Directive |
Set all the material down again unchanged, without the pictures.

──────── Data extract ────────

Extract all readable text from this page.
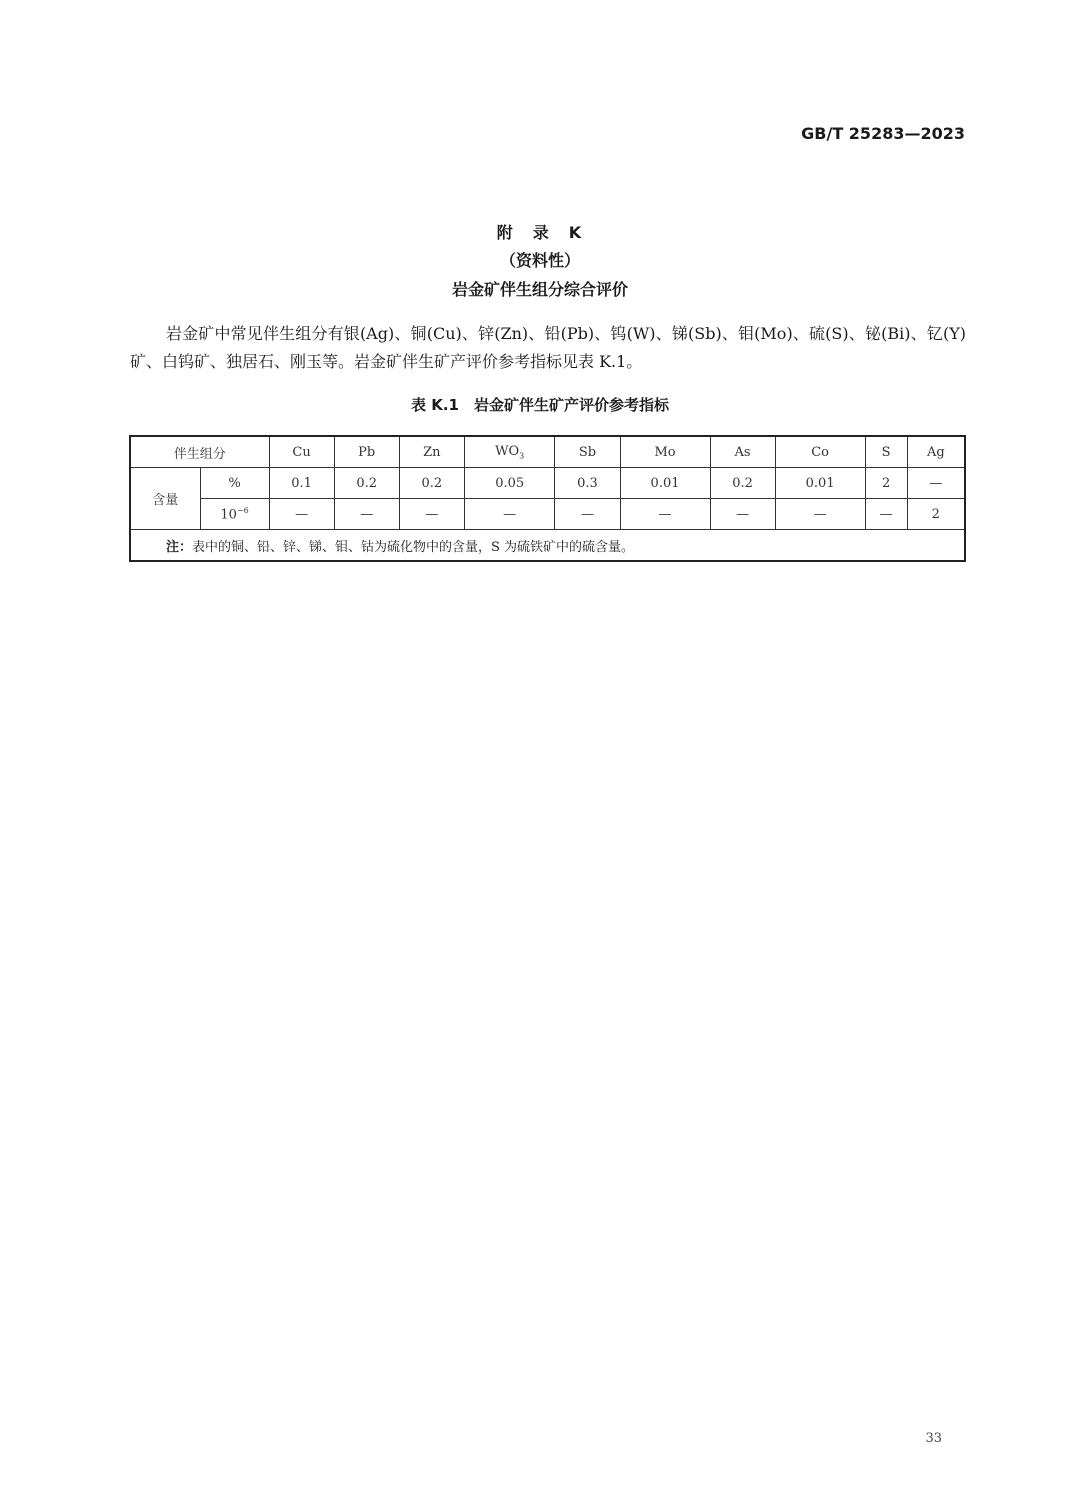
GB/T 25283—2023
附　录　K
（资料性）
岩金矿伴生组分综合评价

岩金矿中常见伴生组分有银(Ag)、铜(Cu)、锌(Zn)、铅(Pb)、钨(W)、锑(Sb)、钼(Mo)、硫(S)、铋(Bi)、钇(Y)矿、白钨矿、独居石、刚玉等。岩金矿伴生矿产评价参考指标见表 K.1。

表 K.1　岩金矿伴生矿产评价参考指标
伴生组分		Cu	Pb	Zn	$WO_3$	Sb	Mo	As	Co	S	Ag
含量	%	0.1	0.2	0.2	0.05	0.3	0.01	0.2	0.01	2	—
	$10^{-6}$	—	—	—	—	—	—	—	—	—	2
注：表中的铜、铅、锌、锑、钼、钴为硫化物中的含量，S 为硫铁矿中的硫含量。											
33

────────

The completed task |
Extract all readable text from this page.
GB/T 25283—2023
附　录　K
（资料性）
岩金矿伴生组分综合评价

岩金矿中常见伴生组分有银(Ag)、铜(Cu)、锌(Zn)、铅(Pb)、钨(W)、锑(Sb)、钼(Mo)、硫(S)、铋(Bi)、钇(Y)矿、白钨矿、独居石、刚玉等。岩金矿伴生矿产评价参考指标见表 K.1。

表 K.1　岩金矿伴生矿产评价参考指标
伴生组分		Cu	Pb	Zn	$WO_3$	Sb	Mo	As	Co	S	Ag
含量	%	0.1	0.2	0.2	0.05	0.3	0.01	0.2	0.01	2	—
	$10^{-6}$	—	—	—	—	—	—	—	—	—	2
注：表中的铜、铅、锌、锑、钼、钴为硫化物中的含量，S 为硫铁矿中的硫含量。											
33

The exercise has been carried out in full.